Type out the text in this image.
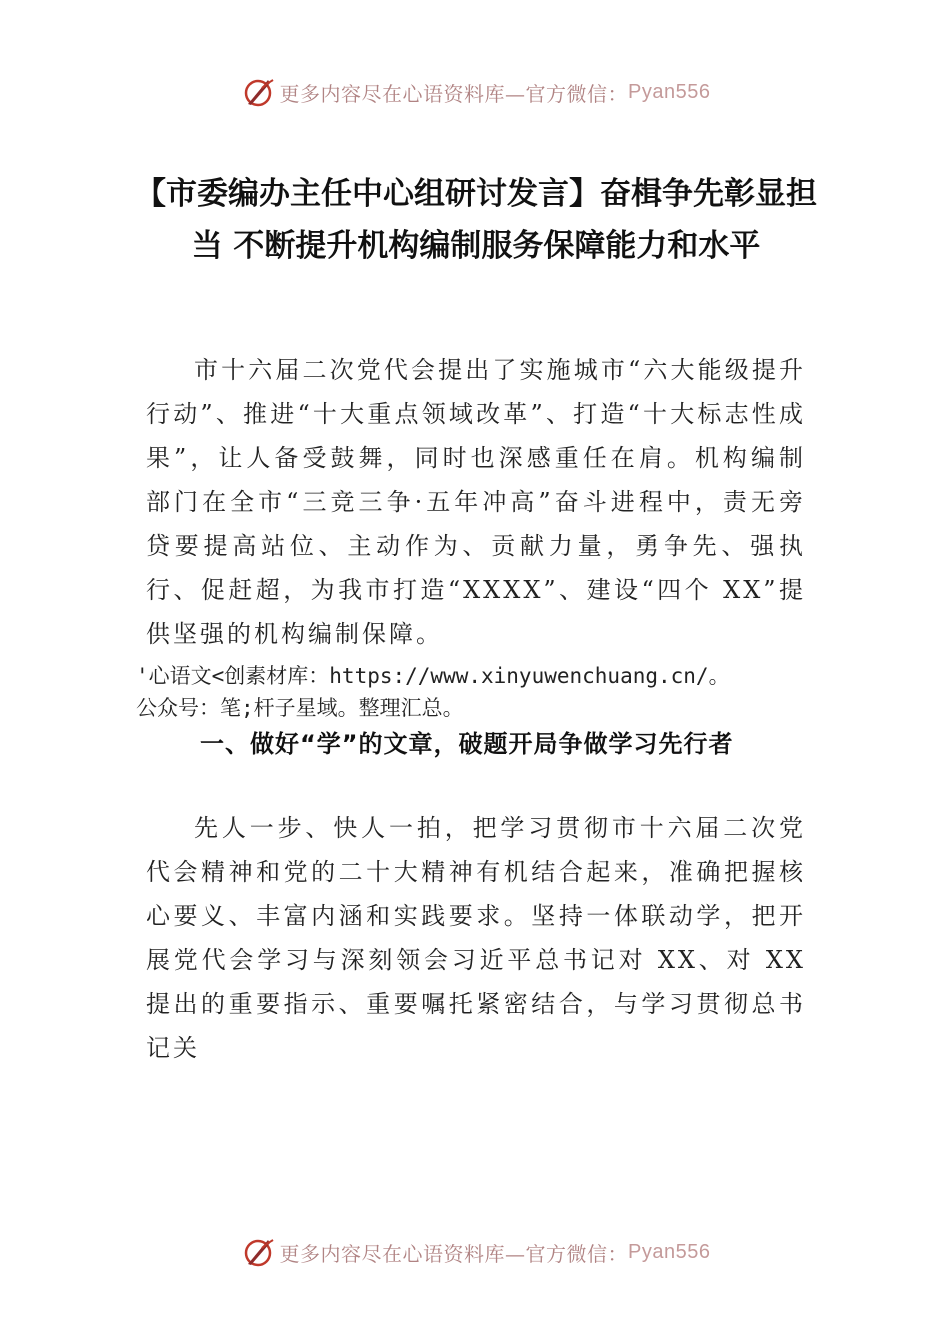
更多内容尽在心语资料库—官方微信： Pyan556
【市委编办主任中心组研讨发言】奋楫争先彰显担当 不断提升机构编制服务保障能力和水平

市十六届二次党代会提出了实施城市“六大能级提升行动”、推进“十大重点领域改革”、打造“十大标志性成果”，让人备受鼓舞，同时也深感重任在肩。机构编制部门在全市“三竞三争·五年冲高”奋斗进程中，责无旁贷要提高站位、主动作为、贡献力量，勇争先、强执行、促赶超，为我市打造“XXXX”、建设“四个 XX”提供坚强的机构编制保障。

'心语文<创素材库：https://www.xinyuwenchuang.cn/。
公众号：笔;杆子星域。整理汇总。

一、做好“学”的文章，破题开局争做学习先行者

先人一步、快人一拍，把学习贯彻市十六届二次党代会精神和党的二十大精神有机结合起来，准确把握核心要义、丰富内涵和实践要求。坚持一体联动学，把开展党代会学习与深刻领会习近平总书记对 XX、对 XX 提出的重要指示、重要嘱托紧密结合，与学习贯彻总书记关

更多内容尽在心语资料库—官方微信： Pyan556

• • • •

▶ _WHAT THE EXERCISE ASKS_: Write out the records above exactly as they appear, leaving out any pictures.

▶ _RESULT_:
Type out the text in this image.
更多内容尽在心语资料库—官方微信： Pyan556
【市委编办主任中心组研讨发言】奋楫争先彰显担当 不断提升机构编制服务保障能力和水平

市十六届二次党代会提出了实施城市“六大能级提升行动”、推进“十大重点领域改革”、打造“十大标志性成果”，让人备受鼓舞，同时也深感重任在肩。机构编制部门在全市“三竞三争·五年冲高”奋斗进程中，责无旁贷要提高站位、主动作为、贡献力量，勇争先、强执行、促赶超，为我市打造“XXXX”、建设“四个 XX”提供坚强的机构编制保障。

'心语文<创素材库：https://www.xinyuwenchuang.cn/。
公众号：笔;杆子星域。整理汇总。

一、做好“学”的文章，破题开局争做学习先行者

先人一步、快人一拍，把学习贯彻市十六届二次党代会精神和党的二十大精神有机结合起来，准确把握核心要义、丰富内涵和实践要求。坚持一体联动学，把开展党代会学习与深刻领会习近平总书记对 XX、对 XX 提出的重要指示、重要嘱托紧密结合，与学习贯彻总书记关

更多内容尽在心语资料库—官方微信： Pyan556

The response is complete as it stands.